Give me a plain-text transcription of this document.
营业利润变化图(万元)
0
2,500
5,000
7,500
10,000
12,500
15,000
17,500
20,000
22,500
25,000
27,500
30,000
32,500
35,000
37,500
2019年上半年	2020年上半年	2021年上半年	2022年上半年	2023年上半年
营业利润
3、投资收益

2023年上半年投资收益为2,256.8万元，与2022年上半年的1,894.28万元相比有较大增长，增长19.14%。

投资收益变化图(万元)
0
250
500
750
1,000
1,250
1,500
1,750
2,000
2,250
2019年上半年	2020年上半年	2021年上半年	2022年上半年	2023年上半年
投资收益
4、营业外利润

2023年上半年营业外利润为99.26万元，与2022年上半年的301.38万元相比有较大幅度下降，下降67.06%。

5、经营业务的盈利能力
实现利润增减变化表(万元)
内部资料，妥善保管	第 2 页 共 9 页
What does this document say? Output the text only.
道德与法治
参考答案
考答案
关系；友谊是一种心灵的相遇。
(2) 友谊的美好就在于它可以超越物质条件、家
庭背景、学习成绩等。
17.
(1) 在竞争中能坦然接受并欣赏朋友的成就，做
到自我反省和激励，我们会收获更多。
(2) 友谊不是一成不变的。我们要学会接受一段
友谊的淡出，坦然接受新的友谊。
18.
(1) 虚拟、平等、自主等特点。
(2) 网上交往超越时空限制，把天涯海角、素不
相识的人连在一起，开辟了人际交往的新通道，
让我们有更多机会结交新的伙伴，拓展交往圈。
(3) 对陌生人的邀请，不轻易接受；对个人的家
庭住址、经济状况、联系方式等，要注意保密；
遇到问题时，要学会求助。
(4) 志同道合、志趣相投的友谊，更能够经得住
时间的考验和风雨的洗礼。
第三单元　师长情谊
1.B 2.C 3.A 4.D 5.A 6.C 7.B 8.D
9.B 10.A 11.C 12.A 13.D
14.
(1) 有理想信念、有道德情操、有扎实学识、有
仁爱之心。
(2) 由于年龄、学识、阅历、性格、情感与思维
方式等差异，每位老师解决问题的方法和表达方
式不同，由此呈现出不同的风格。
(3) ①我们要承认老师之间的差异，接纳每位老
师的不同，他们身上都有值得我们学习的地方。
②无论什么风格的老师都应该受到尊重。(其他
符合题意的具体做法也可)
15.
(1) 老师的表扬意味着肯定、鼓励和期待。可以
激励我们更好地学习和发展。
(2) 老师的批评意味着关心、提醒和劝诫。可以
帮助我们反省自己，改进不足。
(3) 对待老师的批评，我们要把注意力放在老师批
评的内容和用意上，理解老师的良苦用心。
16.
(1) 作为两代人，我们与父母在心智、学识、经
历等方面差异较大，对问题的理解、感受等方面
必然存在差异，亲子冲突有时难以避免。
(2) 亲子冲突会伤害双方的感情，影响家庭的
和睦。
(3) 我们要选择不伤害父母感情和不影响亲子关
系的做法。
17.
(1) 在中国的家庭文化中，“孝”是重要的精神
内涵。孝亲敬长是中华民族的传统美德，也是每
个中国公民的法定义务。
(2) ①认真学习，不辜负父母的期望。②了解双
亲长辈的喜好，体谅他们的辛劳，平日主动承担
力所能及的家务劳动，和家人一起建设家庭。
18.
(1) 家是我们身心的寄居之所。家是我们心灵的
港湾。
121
^^^^^^^^^^^^^^^^
- _STATED EXERCISE_
Repeat all the entries word for word.

- _WRITTEN ANSWER_
Give me a plain-text transcription of this document.
营业利润变化图(万元)
0
2,500
5,000
7,500
10,000
12,500
15,000
17,500
20,000
22,500
25,000
27,500
30,000
32,500
35,000
37,500
2019年上半年	2020年上半年	2021年上半年	2022年上半年	2023年上半年
营业利润
3、投资收益

2023年上半年投资收益为2,256.8万元，与2022年上半年的1,894.28万元相比有较大增长，增长19.14%。

投资收益变化图(万元)
0
250
500
750
1,000
1,250
1,500
1,750
2,000
2,250
2019年上半年	2020年上半年	2021年上半年	2022年上半年	2023年上半年
投资收益
4、营业外利润

2023年上半年营业外利润为99.26万元，与2022年上半年的301.38万元相比有较大幅度下降，下降67.06%。

5、经营业务的盈利能力
实现利润增减变化表(万元)
内部资料，妥善保管	第 2 页 共 9 页
What does this document say? Output the text only.
道德与法治
参考答案
考答案
关系；友谊是一种心灵的相遇。
(2) 友谊的美好就在于它可以超越物质条件、家
庭背景、学习成绩等。
17.
(1) 在竞争中能坦然接受并欣赏朋友的成就，做
到自我反省和激励，我们会收获更多。
(2) 友谊不是一成不变的。我们要学会接受一段
友谊的淡出，坦然接受新的友谊。
18.
(1) 虚拟、平等、自主等特点。
(2) 网上交往超越时空限制，把天涯海角、素不
相识的人连在一起，开辟了人际交往的新通道，
让我们有更多机会结交新的伙伴，拓展交往圈。
(3) 对陌生人的邀请，不轻易接受；对个人的家
庭住址、经济状况、联系方式等，要注意保密；
遇到问题时，要学会求助。
(4) 志同道合、志趣相投的友谊，更能够经得住
时间的考验和风雨的洗礼。
第三单元　师长情谊
1.B 2.C 3.A 4.D 5.A 6.C 7.B 8.D
9.B 10.A 11.C 12.A 13.D
14.
(1) 有理想信念、有道德情操、有扎实学识、有
仁爱之心。
(2) 由于年龄、学识、阅历、性格、情感与思维
方式等差异，每位老师解决问题的方法和表达方
式不同，由此呈现出不同的风格。
(3) ①我们要承认老师之间的差异，接纳每位老
师的不同，他们身上都有值得我们学习的地方。
②无论什么风格的老师都应该受到尊重。(其他
符合题意的具体做法也可)
15.
(1) 老师的表扬意味着肯定、鼓励和期待。可以
激励我们更好地学习和发展。
(2) 老师的批评意味着关心、提醒和劝诫。可以
帮助我们反省自己，改进不足。
(3) 对待老师的批评，我们要把注意力放在老师批
评的内容和用意上，理解老师的良苦用心。
16.
(1) 作为两代人，我们与父母在心智、学识、经
历等方面差异较大，对问题的理解、感受等方面
必然存在差异，亲子冲突有时难以避免。
(2) 亲子冲突会伤害双方的感情，影响家庭的
和睦。
(3) 我们要选择不伤害父母感情和不影响亲子关
系的做法。
17.
(1) 在中国的家庭文化中，“孝”是重要的精神
内涵。孝亲敬长是中华民族的传统美德，也是每
个中国公民的法定义务。
(2) ①认真学习，不辜负父母的期望。②了解双
亲长辈的喜好，体谅他们的辛劳，平日主动承担
力所能及的家务劳动，和家人一起建设家庭。
18.
(1) 家是我们身心的寄居之所。家是我们心灵的
港湾。
121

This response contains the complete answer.